Every line that includes the word "this" is to be listed.
• • • •
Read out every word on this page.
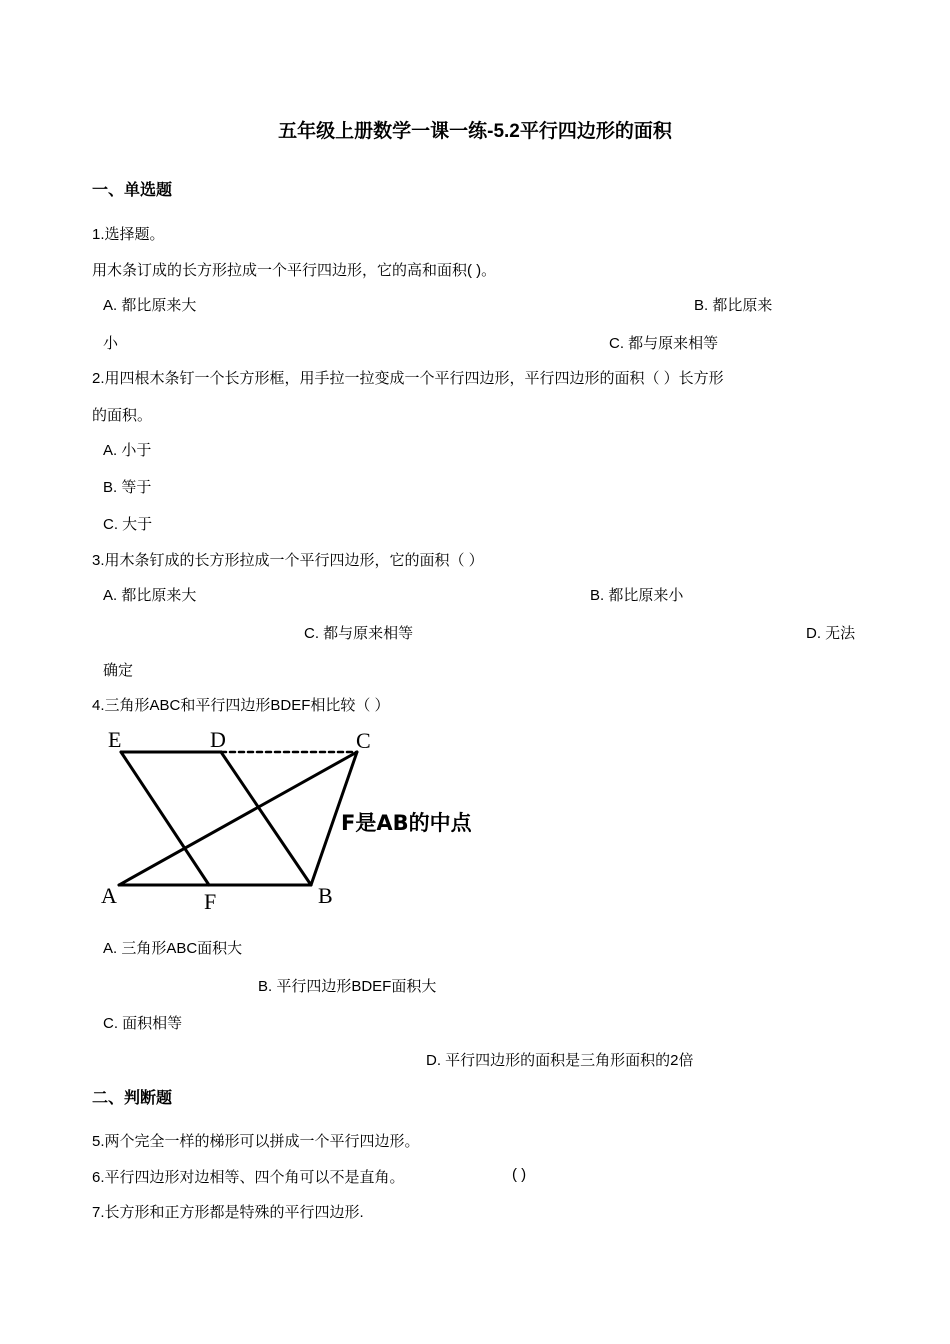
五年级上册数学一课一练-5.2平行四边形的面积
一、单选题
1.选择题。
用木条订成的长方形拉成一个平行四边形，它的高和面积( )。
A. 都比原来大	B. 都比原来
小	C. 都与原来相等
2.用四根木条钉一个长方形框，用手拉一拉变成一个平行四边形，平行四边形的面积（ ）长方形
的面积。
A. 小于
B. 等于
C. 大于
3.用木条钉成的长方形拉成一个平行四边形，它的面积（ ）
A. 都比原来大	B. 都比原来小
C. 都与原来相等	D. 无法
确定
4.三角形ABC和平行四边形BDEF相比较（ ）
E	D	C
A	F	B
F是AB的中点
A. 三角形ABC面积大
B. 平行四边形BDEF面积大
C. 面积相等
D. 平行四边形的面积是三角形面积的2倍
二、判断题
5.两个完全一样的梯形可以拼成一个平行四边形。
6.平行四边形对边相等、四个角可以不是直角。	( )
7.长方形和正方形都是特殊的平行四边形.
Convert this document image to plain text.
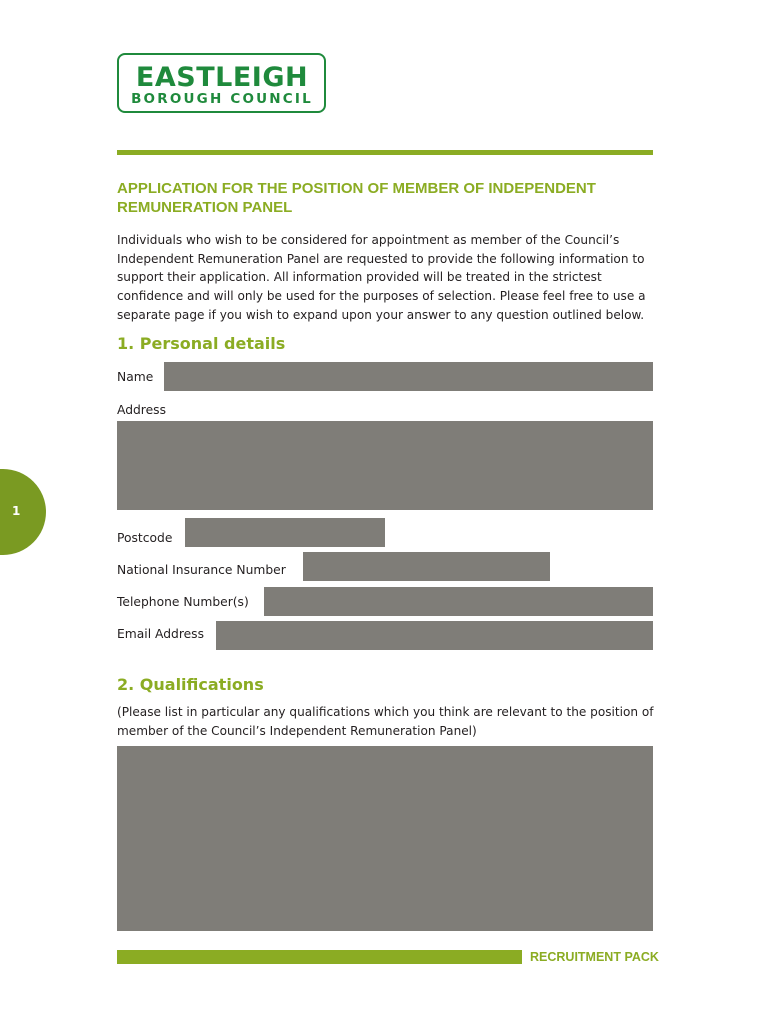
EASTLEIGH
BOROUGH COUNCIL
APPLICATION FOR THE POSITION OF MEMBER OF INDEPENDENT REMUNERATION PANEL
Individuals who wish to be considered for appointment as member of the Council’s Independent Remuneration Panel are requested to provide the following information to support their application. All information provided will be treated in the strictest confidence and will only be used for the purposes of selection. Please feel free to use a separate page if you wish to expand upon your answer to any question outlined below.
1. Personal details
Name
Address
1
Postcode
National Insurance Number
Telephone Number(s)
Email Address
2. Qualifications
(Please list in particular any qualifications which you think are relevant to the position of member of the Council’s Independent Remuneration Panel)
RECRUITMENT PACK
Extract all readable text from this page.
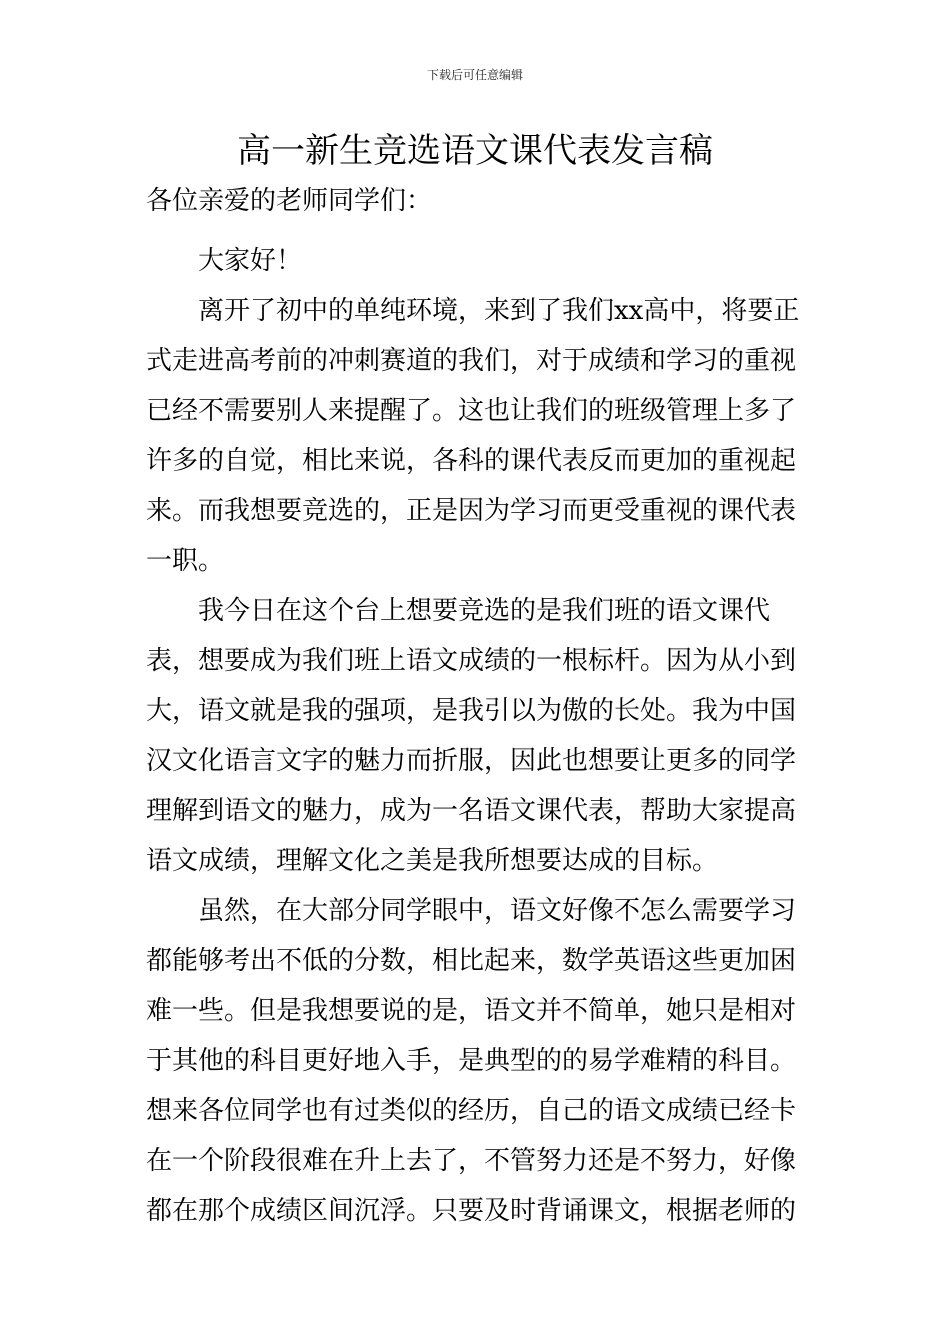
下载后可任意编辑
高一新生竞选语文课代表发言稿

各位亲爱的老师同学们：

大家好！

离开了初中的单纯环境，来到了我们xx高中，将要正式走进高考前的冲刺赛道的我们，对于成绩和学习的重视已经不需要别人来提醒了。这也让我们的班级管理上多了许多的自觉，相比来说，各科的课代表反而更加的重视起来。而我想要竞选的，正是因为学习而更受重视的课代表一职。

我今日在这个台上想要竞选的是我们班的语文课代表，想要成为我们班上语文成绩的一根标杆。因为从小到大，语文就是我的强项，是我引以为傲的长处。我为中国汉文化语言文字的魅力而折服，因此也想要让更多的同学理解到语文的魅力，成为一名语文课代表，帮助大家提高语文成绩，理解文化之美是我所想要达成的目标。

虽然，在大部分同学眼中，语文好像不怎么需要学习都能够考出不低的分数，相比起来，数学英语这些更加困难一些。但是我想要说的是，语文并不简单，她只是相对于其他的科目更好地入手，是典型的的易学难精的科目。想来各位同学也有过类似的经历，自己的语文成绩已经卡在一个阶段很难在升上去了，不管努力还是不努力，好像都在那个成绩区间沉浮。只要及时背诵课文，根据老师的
• • • •
● **Expected answer**:
Read out every word on this page.
Convert this document image to plain text.
Extract all readable text from this page.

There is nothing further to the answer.